===== RECORDS FOR THE TASK =====

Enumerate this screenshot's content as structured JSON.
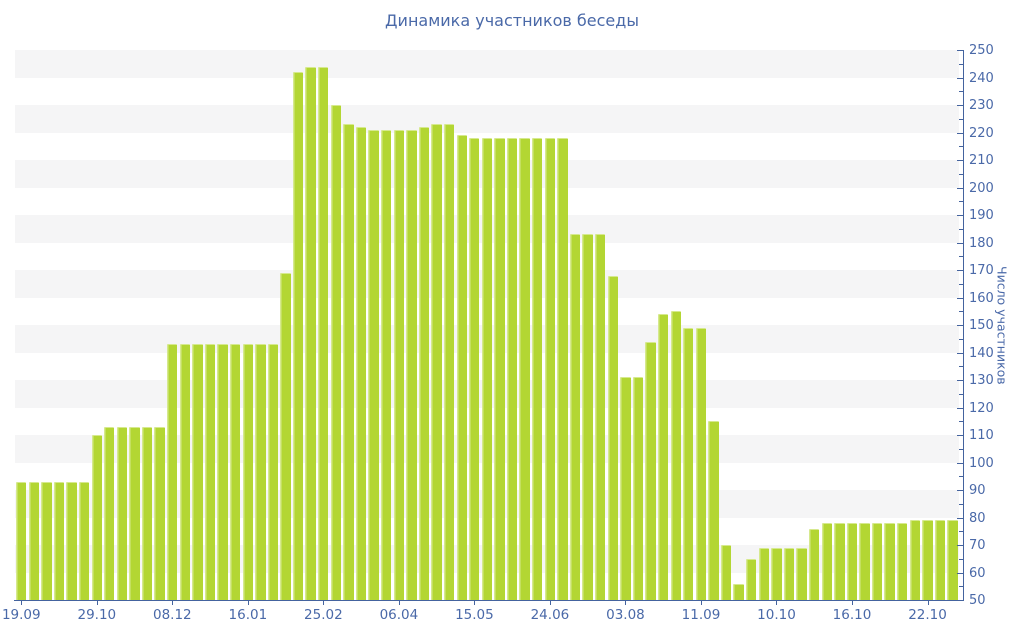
{
  "colors": {
    "bar_fill": "#b3d633",
    "bar_edge": "#d6e98e",
    "band": "#f5f5f6",
    "axis": "#44639e",
    "text_blue": "#4a69a8",
    "background": "#ffffff"
  },
  "chart_data": {
    "type": "bar",
    "title": "Динамика участников беседы",
    "xlabel": "",
    "ylabel": "Число участников",
    "ylim": [
      50,
      250
    ],
    "y_major_step": 10,
    "y_minor_step": 5,
    "grid": "alternating-horizontal-bands",
    "legend": "none",
    "x_ticks": [
      {
        "index": 0,
        "label": "19.09"
      },
      {
        "index": 6,
        "label": "29.10"
      },
      {
        "index": 12,
        "label": "08.12"
      },
      {
        "index": 18,
        "label": "16.01"
      },
      {
        "index": 24,
        "label": "25.02"
      },
      {
        "index": 30,
        "label": "06.04"
      },
      {
        "index": 36,
        "label": "15.05"
      },
      {
        "index": 42,
        "label": "24.06"
      },
      {
        "index": 48,
        "label": "03.08"
      },
      {
        "index": 54,
        "label": "11.09"
      },
      {
        "index": 60,
        "label": "10.10"
      },
      {
        "index": 66,
        "label": "16.10"
      },
      {
        "index": 72,
        "label": "22.10"
      }
    ],
    "values": [
      93,
      93,
      93,
      93,
      93,
      93,
      110,
      113,
      113,
      113,
      113,
      113,
      143,
      143,
      143,
      143,
      143,
      143,
      143,
      143,
      143,
      169,
      242,
      244,
      244,
      230,
      223,
      222,
      221,
      221,
      221,
      221,
      222,
      223,
      223,
      219,
      218,
      218,
      218,
      218,
      218,
      218,
      218,
      218,
      183,
      183,
      183,
      168,
      131,
      131,
      144,
      154,
      155,
      149,
      149,
      115,
      70,
      56,
      65,
      69,
      69,
      69,
      69,
      76,
      78,
      78,
      78,
      78,
      78,
      78,
      78,
      79,
      79,
      79,
      79
    ]
  }
}
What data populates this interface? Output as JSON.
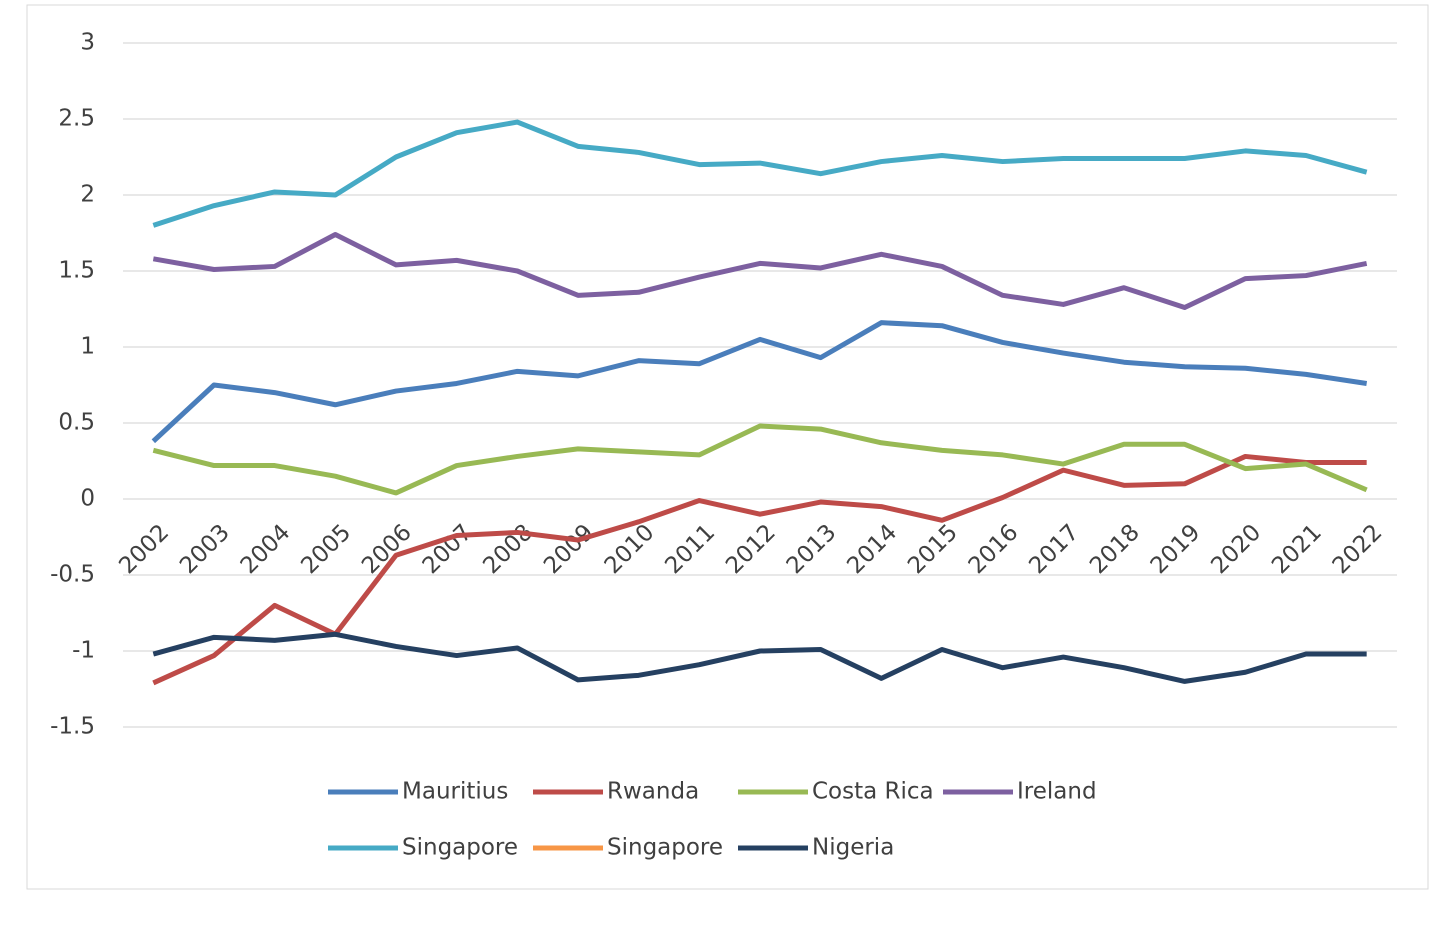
{
  "chart_data": {
    "type": "line",
    "categories": [
      "2002",
      "2003",
      "2004",
      "2005",
      "2006",
      "2007",
      "2008",
      "2009",
      "2010",
      "2011",
      "2012",
      "2013",
      "2014",
      "2015",
      "2016",
      "2017",
      "2018",
      "2019",
      "2020",
      "2021",
      "2022"
    ],
    "ylim": [
      -1.5,
      3
    ],
    "yticks": [
      -1.5,
      -1,
      -0.5,
      0,
      0.5,
      1,
      1.5,
      2,
      2.5,
      3
    ],
    "grid": true,
    "series": [
      {
        "name": "Mauritius",
        "color": "#4a7ebb",
        "values": [
          0.38,
          0.75,
          0.7,
          0.62,
          0.71,
          0.76,
          0.84,
          0.81,
          0.91,
          0.89,
          1.05,
          0.93,
          1.16,
          1.14,
          1.03,
          0.96,
          0.9,
          0.87,
          0.86,
          0.82,
          0.76
        ]
      },
      {
        "name": "Rwanda",
        "color": "#be4b48",
        "values": [
          -1.21,
          -1.03,
          -0.7,
          -0.89,
          -0.37,
          -0.24,
          -0.22,
          -0.27,
          -0.15,
          -0.01,
          -0.1,
          -0.02,
          -0.05,
          -0.14,
          0.01,
          0.19,
          0.09,
          0.1,
          0.28,
          0.24,
          0.24
        ]
      },
      {
        "name": "Costa Rica",
        "color": "#98b954",
        "values": [
          0.32,
          0.22,
          0.22,
          0.15,
          0.04,
          0.22,
          0.28,
          0.33,
          0.31,
          0.29,
          0.48,
          0.46,
          0.37,
          0.32,
          0.29,
          0.23,
          0.36,
          0.36,
          0.2,
          0.23,
          0.06
        ]
      },
      {
        "name": "Ireland",
        "color": "#7d60a0",
        "values": [
          1.58,
          1.51,
          1.53,
          1.74,
          1.54,
          1.57,
          1.5,
          1.34,
          1.36,
          1.46,
          1.55,
          1.52,
          1.61,
          1.53,
          1.34,
          1.28,
          1.39,
          1.26,
          1.45,
          1.47,
          1.55
        ]
      },
      {
        "name": "Singapore",
        "color": "#46aac5",
        "values": [
          1.8,
          1.93,
          2.02,
          2.0,
          2.25,
          2.41,
          2.48,
          2.32,
          2.28,
          2.2,
          2.21,
          2.14,
          2.22,
          2.26,
          2.22,
          2.24,
          2.24,
          2.24,
          2.29,
          2.26,
          2.15
        ]
      },
      {
        "name": "Singapore",
        "color": "#f79646",
        "values": [
          null,
          null,
          null,
          null,
          null,
          null,
          null,
          null,
          null,
          null,
          null,
          null,
          null,
          null,
          null,
          null,
          null,
          null,
          null,
          null,
          null
        ]
      },
      {
        "name": "Nigeria",
        "color": "#254061",
        "values": [
          -1.02,
          -0.91,
          -0.93,
          -0.89,
          -0.97,
          -1.03,
          -0.98,
          -1.19,
          -1.16,
          -1.09,
          -1.0,
          -0.99,
          -1.18,
          -0.99,
          -1.11,
          -1.04,
          -1.11,
          -1.2,
          -1.14,
          -1.02,
          -1.02
        ]
      }
    ]
  }
}
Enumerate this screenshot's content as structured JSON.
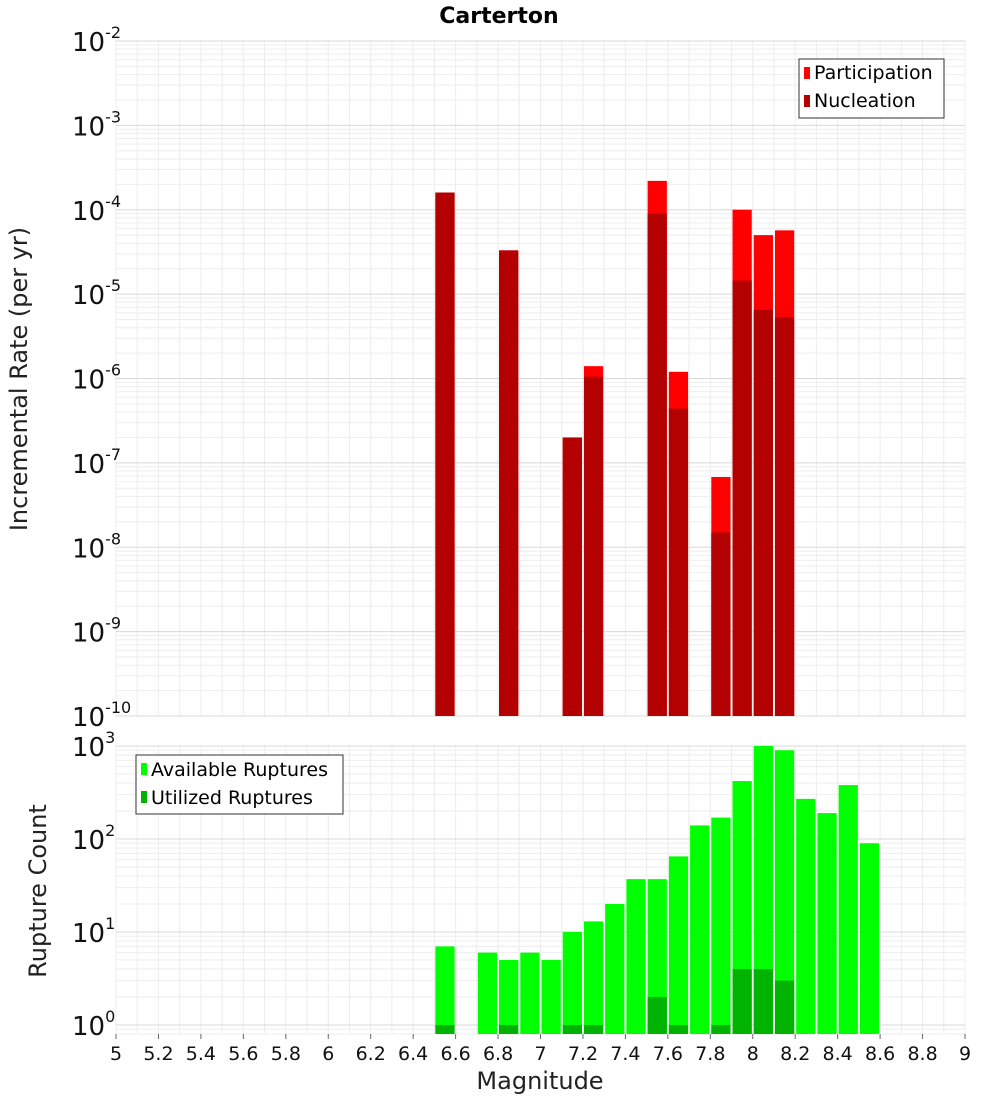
{
  "chart_data": [
    {
      "type": "bar",
      "title": "Carterton",
      "xlabel": "",
      "ylabel": "Incremental Rate (per yr)",
      "y_scale": "log",
      "ylim": [
        1e-10,
        0.01
      ],
      "xlim": [
        5,
        9
      ],
      "y_tick_labels": [
        {
          "base": "10",
          "exp": "-10",
          "v": 1e-10
        },
        {
          "base": "10",
          "exp": "-9",
          "v": 1e-09
        },
        {
          "base": "10",
          "exp": "-8",
          "v": 1e-08
        },
        {
          "base": "10",
          "exp": "-7",
          "v": 1e-07
        },
        {
          "base": "10",
          "exp": "-6",
          "v": 1e-06
        },
        {
          "base": "10",
          "exp": "-5",
          "v": 1e-05
        },
        {
          "base": "10",
          "exp": "-4",
          "v": 0.0001
        },
        {
          "base": "10",
          "exp": "-3",
          "v": 0.001
        },
        {
          "base": "10",
          "exp": "-2",
          "v": 0.01
        }
      ],
      "grid": true,
      "legend_position": "top-right",
      "legend": [
        "Participation",
        "Nucleation"
      ],
      "series": [
        {
          "name": "Participation",
          "color": "#ff0000",
          "x": [
            6.55,
            6.85,
            7.15,
            7.25,
            7.55,
            7.65,
            7.85,
            7.95,
            8.05,
            8.15
          ],
          "values": [
            0.00016,
            3.3e-05,
            2e-07,
            1.4e-06,
            0.00022,
            1.2e-06,
            6.8e-08,
            0.0001,
            5e-05,
            5.7e-05
          ]
        },
        {
          "name": "Nucleation",
          "color": "#b30000",
          "x": [
            6.55,
            6.85,
            7.15,
            7.25,
            7.55,
            7.65,
            7.85,
            7.95,
            8.05,
            8.15
          ],
          "values": [
            0.00016,
            3.3e-05,
            2e-07,
            1.05e-06,
            9e-05,
            4.4e-07,
            1.5e-08,
            1.45e-05,
            6.5e-06,
            5.3e-06
          ]
        }
      ]
    },
    {
      "type": "bar",
      "title": "",
      "xlabel": "Magnitude",
      "ylabel": "Rupture Count",
      "y_scale": "log",
      "ylim": [
        0.8,
        1000
      ],
      "xlim": [
        5,
        9
      ],
      "x_ticks": [
        "5",
        "5.2",
        "5.4",
        "5.6",
        "5.8",
        "6",
        "6.2",
        "6.4",
        "6.6",
        "6.8",
        "7",
        "7.2",
        "7.4",
        "7.6",
        "7.8",
        "8",
        "8.2",
        "8.4",
        "8.6",
        "8.8",
        "9"
      ],
      "y_tick_labels": [
        {
          "base": "10",
          "exp": "0",
          "v": 1
        },
        {
          "base": "10",
          "exp": "1",
          "v": 10
        },
        {
          "base": "10",
          "exp": "2",
          "v": 100
        },
        {
          "base": "10",
          "exp": "3",
          "v": 1000
        }
      ],
      "grid": true,
      "legend_position": "top-left",
      "legend": [
        "Available Ruptures",
        "Utilized Ruptures"
      ],
      "series": [
        {
          "name": "Available Ruptures",
          "color": "#00ff00",
          "x": [
            6.55,
            6.75,
            6.85,
            6.95,
            7.05,
            7.15,
            7.25,
            7.35,
            7.45,
            7.55,
            7.65,
            7.75,
            7.85,
            7.95,
            8.05,
            8.15,
            8.25,
            8.35,
            8.45,
            8.55
          ],
          "values": [
            7,
            6,
            5,
            6,
            5,
            10,
            13,
            20,
            37,
            37,
            65,
            140,
            170,
            420,
            1000,
            900,
            270,
            190,
            380,
            90
          ]
        },
        {
          "name": "Utilized Ruptures",
          "color": "#00b300",
          "x": [
            6.55,
            6.85,
            7.15,
            7.25,
            7.55,
            7.65,
            7.85,
            7.95,
            8.05,
            8.15
          ],
          "values": [
            1,
            1,
            1,
            1,
            2,
            1,
            1,
            4,
            4,
            3
          ]
        }
      ]
    }
  ]
}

=====

### WRITTEN INSTRUCTION
Locate each line containing the string "участников" and show it.

### WRITTEN REPLY
    "title": "Динамика участников беседы",
    "ylabel": "Число участников",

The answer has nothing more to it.